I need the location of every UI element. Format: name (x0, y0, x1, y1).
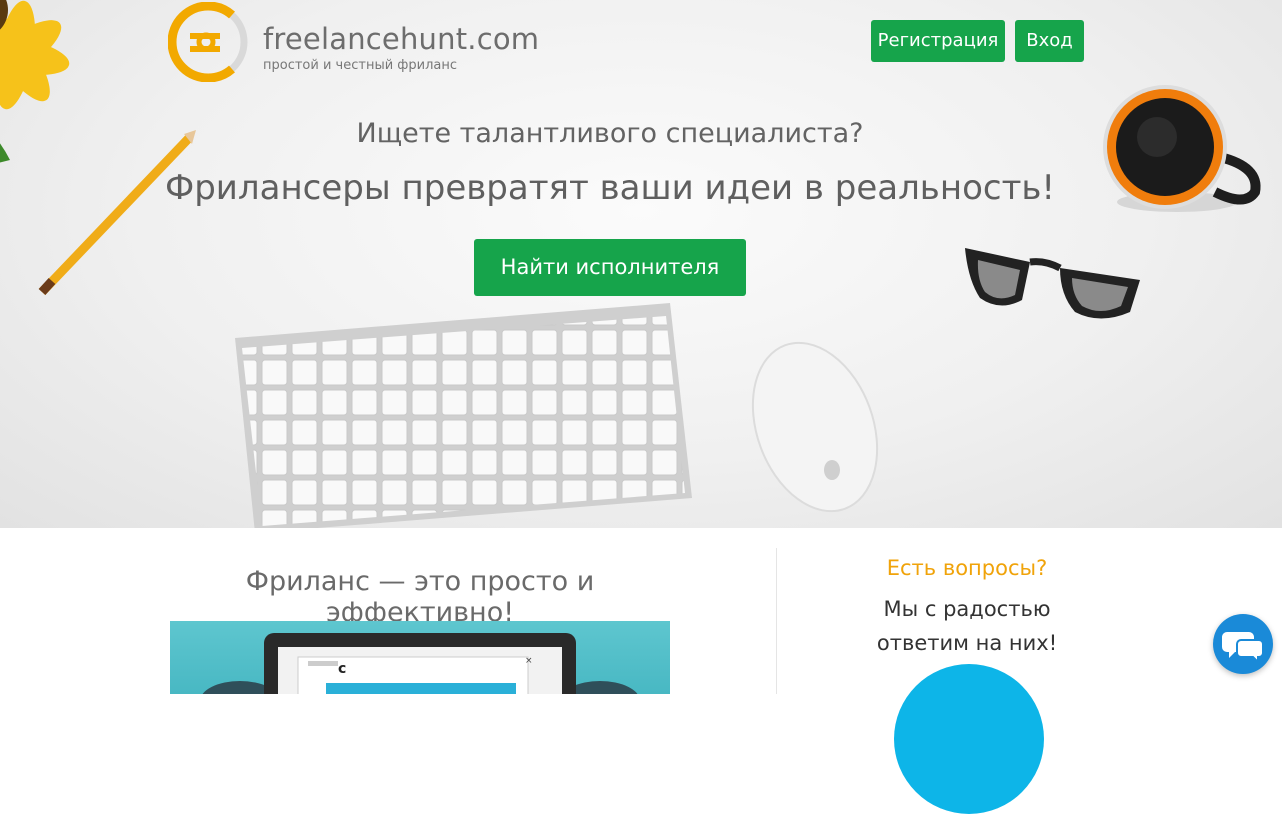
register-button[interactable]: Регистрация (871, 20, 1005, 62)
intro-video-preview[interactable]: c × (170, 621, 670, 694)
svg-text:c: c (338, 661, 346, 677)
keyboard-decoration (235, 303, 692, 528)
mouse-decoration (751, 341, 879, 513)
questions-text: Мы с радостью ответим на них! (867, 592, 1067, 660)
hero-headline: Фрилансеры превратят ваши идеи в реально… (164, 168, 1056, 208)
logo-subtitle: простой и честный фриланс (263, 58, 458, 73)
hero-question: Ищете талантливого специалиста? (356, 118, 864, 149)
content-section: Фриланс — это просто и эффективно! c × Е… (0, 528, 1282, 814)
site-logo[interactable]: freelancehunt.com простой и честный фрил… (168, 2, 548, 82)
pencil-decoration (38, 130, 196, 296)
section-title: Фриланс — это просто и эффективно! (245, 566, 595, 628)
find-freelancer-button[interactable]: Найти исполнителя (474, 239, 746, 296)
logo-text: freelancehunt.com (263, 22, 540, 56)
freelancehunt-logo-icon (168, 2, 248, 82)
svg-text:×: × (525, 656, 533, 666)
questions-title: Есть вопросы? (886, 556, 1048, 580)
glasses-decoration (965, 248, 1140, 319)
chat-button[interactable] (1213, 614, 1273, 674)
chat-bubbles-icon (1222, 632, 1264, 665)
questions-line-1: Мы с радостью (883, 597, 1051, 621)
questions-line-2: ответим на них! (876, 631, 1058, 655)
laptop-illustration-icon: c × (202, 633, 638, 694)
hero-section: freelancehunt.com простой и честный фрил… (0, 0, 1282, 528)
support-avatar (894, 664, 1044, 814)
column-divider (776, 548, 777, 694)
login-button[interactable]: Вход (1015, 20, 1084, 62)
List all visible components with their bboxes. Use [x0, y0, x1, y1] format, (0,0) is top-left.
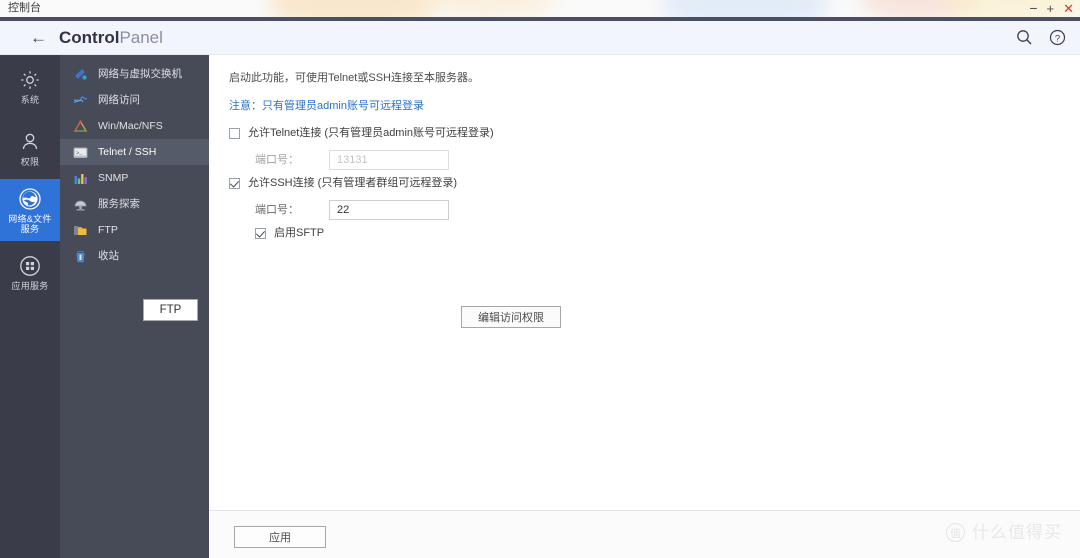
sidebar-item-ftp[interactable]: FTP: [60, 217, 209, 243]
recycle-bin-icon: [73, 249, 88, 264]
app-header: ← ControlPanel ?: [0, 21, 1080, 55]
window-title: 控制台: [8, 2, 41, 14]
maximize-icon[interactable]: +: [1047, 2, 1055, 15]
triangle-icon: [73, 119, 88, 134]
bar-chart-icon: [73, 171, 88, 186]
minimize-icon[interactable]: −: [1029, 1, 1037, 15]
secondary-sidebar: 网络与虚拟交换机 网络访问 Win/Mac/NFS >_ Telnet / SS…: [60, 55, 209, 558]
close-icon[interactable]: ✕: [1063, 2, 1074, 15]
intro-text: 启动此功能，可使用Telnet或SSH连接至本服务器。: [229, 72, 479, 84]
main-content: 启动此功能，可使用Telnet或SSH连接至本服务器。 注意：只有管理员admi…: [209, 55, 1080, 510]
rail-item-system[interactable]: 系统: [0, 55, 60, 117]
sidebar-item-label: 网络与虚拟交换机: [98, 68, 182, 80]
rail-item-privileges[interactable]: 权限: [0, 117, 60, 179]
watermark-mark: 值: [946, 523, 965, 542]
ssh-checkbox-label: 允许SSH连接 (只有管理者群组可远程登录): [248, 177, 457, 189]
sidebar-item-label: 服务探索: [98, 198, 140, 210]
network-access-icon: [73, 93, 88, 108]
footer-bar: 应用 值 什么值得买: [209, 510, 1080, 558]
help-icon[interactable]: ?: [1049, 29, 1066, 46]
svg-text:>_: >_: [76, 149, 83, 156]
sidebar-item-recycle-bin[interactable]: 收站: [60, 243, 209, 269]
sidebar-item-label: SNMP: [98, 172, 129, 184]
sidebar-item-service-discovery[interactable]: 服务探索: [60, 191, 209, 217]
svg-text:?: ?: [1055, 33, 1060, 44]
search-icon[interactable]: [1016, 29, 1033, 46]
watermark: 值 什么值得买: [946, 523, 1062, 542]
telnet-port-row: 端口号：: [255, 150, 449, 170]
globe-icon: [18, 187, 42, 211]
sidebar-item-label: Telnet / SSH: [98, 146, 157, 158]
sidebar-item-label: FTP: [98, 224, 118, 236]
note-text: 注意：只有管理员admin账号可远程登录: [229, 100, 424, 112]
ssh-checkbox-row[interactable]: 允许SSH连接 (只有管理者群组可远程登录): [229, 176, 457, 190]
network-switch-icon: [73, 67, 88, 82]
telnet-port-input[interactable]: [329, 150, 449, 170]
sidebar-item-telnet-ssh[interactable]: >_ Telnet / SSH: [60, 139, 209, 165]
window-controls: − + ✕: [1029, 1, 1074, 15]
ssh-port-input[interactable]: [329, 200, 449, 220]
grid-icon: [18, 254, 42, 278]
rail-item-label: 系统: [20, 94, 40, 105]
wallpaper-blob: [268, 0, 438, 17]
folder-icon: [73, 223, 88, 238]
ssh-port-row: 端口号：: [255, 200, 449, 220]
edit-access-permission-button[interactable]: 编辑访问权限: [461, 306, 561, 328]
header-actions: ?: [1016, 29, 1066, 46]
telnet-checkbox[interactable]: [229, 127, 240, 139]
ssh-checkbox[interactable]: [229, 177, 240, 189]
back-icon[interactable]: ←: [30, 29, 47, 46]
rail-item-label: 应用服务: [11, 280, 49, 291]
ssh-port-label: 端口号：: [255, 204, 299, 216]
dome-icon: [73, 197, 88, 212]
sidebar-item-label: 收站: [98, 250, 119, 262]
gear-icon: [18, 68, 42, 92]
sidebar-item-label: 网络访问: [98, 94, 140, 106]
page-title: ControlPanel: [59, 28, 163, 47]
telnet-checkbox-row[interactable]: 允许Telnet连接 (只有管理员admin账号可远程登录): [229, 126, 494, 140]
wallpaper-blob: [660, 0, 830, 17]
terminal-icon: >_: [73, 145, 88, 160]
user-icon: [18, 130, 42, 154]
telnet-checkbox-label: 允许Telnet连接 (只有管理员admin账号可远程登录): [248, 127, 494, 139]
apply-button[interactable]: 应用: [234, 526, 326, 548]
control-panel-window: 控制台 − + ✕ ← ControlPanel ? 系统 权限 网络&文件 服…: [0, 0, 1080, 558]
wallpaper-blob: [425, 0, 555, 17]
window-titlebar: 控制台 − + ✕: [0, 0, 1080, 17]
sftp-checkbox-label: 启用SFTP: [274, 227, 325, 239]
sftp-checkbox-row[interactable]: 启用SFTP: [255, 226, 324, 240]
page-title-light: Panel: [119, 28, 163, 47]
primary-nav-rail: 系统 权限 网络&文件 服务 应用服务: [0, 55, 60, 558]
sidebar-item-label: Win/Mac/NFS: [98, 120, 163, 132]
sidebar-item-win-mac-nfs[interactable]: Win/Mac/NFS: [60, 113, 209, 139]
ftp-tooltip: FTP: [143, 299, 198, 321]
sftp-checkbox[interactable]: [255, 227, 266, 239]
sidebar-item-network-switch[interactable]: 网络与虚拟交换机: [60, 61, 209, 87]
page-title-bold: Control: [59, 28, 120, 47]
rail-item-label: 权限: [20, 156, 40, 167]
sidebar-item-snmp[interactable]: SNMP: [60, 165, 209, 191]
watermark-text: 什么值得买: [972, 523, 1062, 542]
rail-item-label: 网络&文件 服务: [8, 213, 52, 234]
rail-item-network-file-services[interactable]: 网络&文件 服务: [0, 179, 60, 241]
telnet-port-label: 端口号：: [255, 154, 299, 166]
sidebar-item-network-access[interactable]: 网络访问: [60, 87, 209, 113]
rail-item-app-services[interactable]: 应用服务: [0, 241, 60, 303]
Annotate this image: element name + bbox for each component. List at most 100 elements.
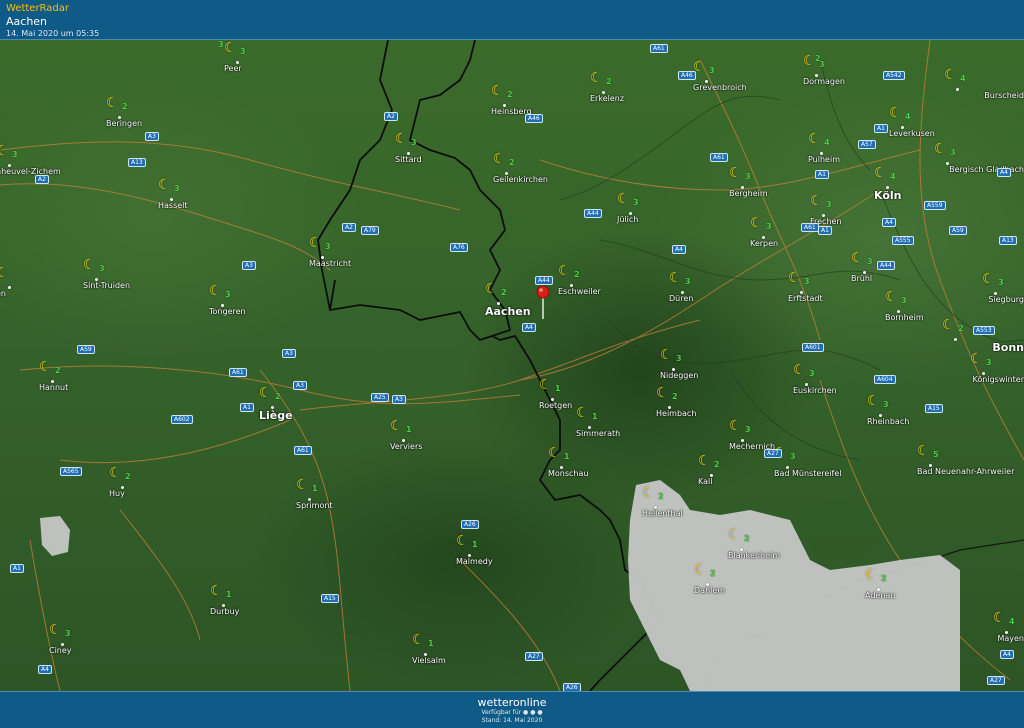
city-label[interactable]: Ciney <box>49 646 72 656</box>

INSTRUCTIONS TO FOLLOW: Please return every line of the records above unchanged, leaving out the pictures.

EXERCISE SOLUTION:
I need the location of every UI element. Format: name (x0, y0, x1, y1).
register-button[interactable]: Регистрация (871, 20, 1005, 62)
intro-video-preview[interactable]: c × (170, 621, 670, 694)
svg-text:c: c (338, 661, 346, 677)
keyboard-decoration (235, 303, 692, 528)
mouse-decoration (751, 341, 879, 513)
questions-text: Мы с радостью ответим на них! (867, 592, 1067, 660)
hero-headline: Фрилансеры превратят ваши идеи в реально… (164, 168, 1056, 208)
logo-subtitle: простой и честный фриланс (263, 58, 458, 73)
hero-question: Ищете талантливого специалиста? (356, 118, 864, 149)
content-section: Фриланс — это просто и эффективно! c × Е… (0, 528, 1282, 814)
site-logo[interactable]: freelancehunt.com простой и честный фрил… (168, 2, 548, 82)
pencil-decoration (38, 130, 196, 296)
section-title: Фриланс — это просто и эффективно! (245, 566, 595, 628)
find-freelancer-button[interactable]: Найти исполнителя (474, 239, 746, 296)
logo-text: freelancehunt.com (263, 22, 540, 56)
freelancehunt-logo-icon (168, 2, 248, 82)
svg-text:×: × (525, 656, 533, 666)
questions-title: Есть вопросы? (886, 556, 1048, 580)
glasses-decoration (965, 248, 1140, 319)
chat-button[interactable] (1213, 614, 1273, 674)
chat-bubbles-icon (1222, 632, 1264, 665)
questions-line-1: Мы с радостью (883, 597, 1051, 621)
questions-line-2: ответим на них! (876, 631, 1058, 655)
laptop-illustration-icon: c × (202, 633, 638, 694)
hero-section: freelancehunt.com простой и честный фрил… (0, 0, 1282, 528)
support-avatar (894, 664, 1044, 814)
column-divider (776, 548, 777, 694)
login-button[interactable]: Вход (1015, 20, 1084, 62)
List all visible components with their bboxes. Use [x0, y0, x1, y1] format, (0,0) is top-left.
sidebar-item-ftp[interactable]: FTP: [60, 217, 209, 243]
recycle-bin-icon: [73, 249, 88, 264]
app-header: ← ControlPanel ?: [0, 21, 1080, 55]
window-title: 控制台: [8, 2, 41, 14]
maximize-icon[interactable]: +: [1047, 2, 1055, 15]
triangle-icon: [73, 119, 88, 134]
bar-chart-icon: [73, 171, 88, 186]
minimize-icon[interactable]: −: [1029, 1, 1037, 15]
secondary-sidebar: 网络与虚拟交换机 网络访问 Win/Mac/NFS >_ Telnet / SS…: [60, 55, 209, 558]
close-icon[interactable]: ✕: [1063, 2, 1074, 15]
intro-text: 启动此功能，可使用Telnet或SSH连接至本服务器。: [229, 72, 479, 84]
main-content: 启动此功能，可使用Telnet或SSH连接至本服务器。 注意：只有管理员admi…: [209, 55, 1080, 510]
rail-item-system[interactable]: 系统: [0, 55, 60, 117]
sidebar-item-label: 网络与虚拟交换机: [98, 68, 182, 80]
rail-item-privileges[interactable]: 权限: [0, 117, 60, 179]
watermark-mark: 值: [946, 523, 965, 542]
ssh-checkbox-label: 允许SSH连接 (只有管理者群组可远程登录): [248, 177, 457, 189]
sidebar-item-label: 服务探索: [98, 198, 140, 210]
network-access-icon: [73, 93, 88, 108]
footer-bar: 应用 值 什么值得买: [209, 510, 1080, 558]
help-icon[interactable]: ?: [1049, 29, 1066, 46]
svg-text:>_: >_: [76, 149, 83, 156]
sidebar-item-recycle-bin[interactable]: 收站: [60, 243, 209, 269]
sidebar-item-label: SNMP: [98, 172, 129, 184]
sidebar-item-service-discovery[interactable]: 服务探索: [60, 191, 209, 217]
svg-text:?: ?: [1055, 33, 1060, 44]
search-icon[interactable]: [1016, 29, 1033, 46]
watermark: 值 什么值得买: [946, 523, 1062, 542]
telnet-port-row: 端口号：: [255, 150, 449, 170]
globe-icon: [18, 187, 42, 211]
sidebar-item-label: Telnet / SSH: [98, 146, 157, 158]
sidebar-item-label: FTP: [98, 224, 118, 236]
note-text: 注意：只有管理员admin账号可远程登录: [229, 100, 424, 112]
ssh-checkbox-row[interactable]: 允许SSH连接 (只有管理者群组可远程登录): [229, 176, 457, 190]
network-switch-icon: [73, 67, 88, 82]
telnet-port-input[interactable]: [329, 150, 449, 170]
sidebar-item-telnet-ssh[interactable]: >_ Telnet / SSH: [60, 139, 209, 165]
window-controls: − + ✕: [1029, 1, 1074, 15]
ssh-port-input[interactable]: [329, 200, 449, 220]
grid-icon: [18, 254, 42, 278]
rail-item-label: 系统: [20, 94, 40, 105]
wallpaper-blob: [268, 0, 438, 17]
folder-icon: [73, 223, 88, 238]
ssh-port-row: 端口号：: [255, 200, 449, 220]
edit-access-permission-button[interactable]: 编辑访问权限: [461, 306, 561, 328]
header-actions: ?: [1016, 29, 1066, 46]
telnet-checkbox[interactable]: [229, 127, 240, 139]
ssh-checkbox[interactable]: [229, 177, 240, 189]
back-icon[interactable]: ←: [30, 29, 47, 46]
rail-item-label: 应用服务: [11, 280, 49, 291]
ssh-port-label: 端口号：: [255, 204, 299, 216]
dome-icon: [73, 197, 88, 212]
sidebar-item-label: 收站: [98, 250, 119, 262]
gear-icon: [18, 68, 42, 92]
sidebar-item-label: 网络访问: [98, 94, 140, 106]
page-title: ControlPanel: [59, 28, 163, 47]
telnet-checkbox-row[interactable]: 允许Telnet连接 (只有管理员admin账号可远程登录): [229, 126, 494, 140]
wallpaper-blob: [660, 0, 830, 17]
terminal-icon: >_: [73, 145, 88, 160]
user-icon: [18, 130, 42, 154]
telnet-checkbox-label: 允许Telnet连接 (只有管理员admin账号可远程登录): [248, 127, 494, 139]
apply-button[interactable]: 应用: [234, 526, 326, 548]
control-panel-window: 控制台 − + ✕ ← ControlPanel ? 系统 权限 网络&文件 服…: [0, 0, 1080, 558]
wallpaper-blob: [425, 0, 555, 17]
window-titlebar: 控制台 − + ✕: [0, 0, 1080, 17]
sftp-checkbox-label: 启用SFTP: [274, 227, 325, 239]
sftp-checkbox-row[interactable]: 启用SFTP: [255, 226, 324, 240]
page-title-light: Panel: [119, 28, 163, 47]
primary-nav-rail: 系统 权限 网络&文件 服务 应用服务: [0, 55, 60, 558]
sidebar-item-label: Win/Mac/NFS: [98, 120, 163, 132]
sidebar-item-win-mac-nfs[interactable]: Win/Mac/NFS: [60, 113, 209, 139]
ftp-tooltip: FTP: [143, 299, 198, 321]
sftp-checkbox[interactable]: [255, 227, 266, 239]
sidebar-item-network-switch[interactable]: 网络与虚拟交换机: [60, 61, 209, 87]
page-title-bold: Control: [59, 28, 120, 47]
rail-item-label: 权限: [20, 156, 40, 167]
sidebar-item-snmp[interactable]: SNMP: [60, 165, 209, 191]
watermark-text: 什么值得买: [972, 523, 1062, 542]
rail-item-label: 网络&文件 服务: [8, 213, 52, 234]
rail-item-network-file-services[interactable]: 网络&文件 服务: [0, 179, 60, 241]
telnet-port-label: 端口号：: [255, 154, 299, 166]
sidebar-item-network-access[interactable]: 网络访问: [60, 87, 209, 113]
rail-item-app-services[interactable]: 应用服务: [0, 241, 60, 303]
Annotate this image: element name + bbox for each component. List at most 100 elements.
city-label[interactable]: Ciney <box>49 646 72 656</box>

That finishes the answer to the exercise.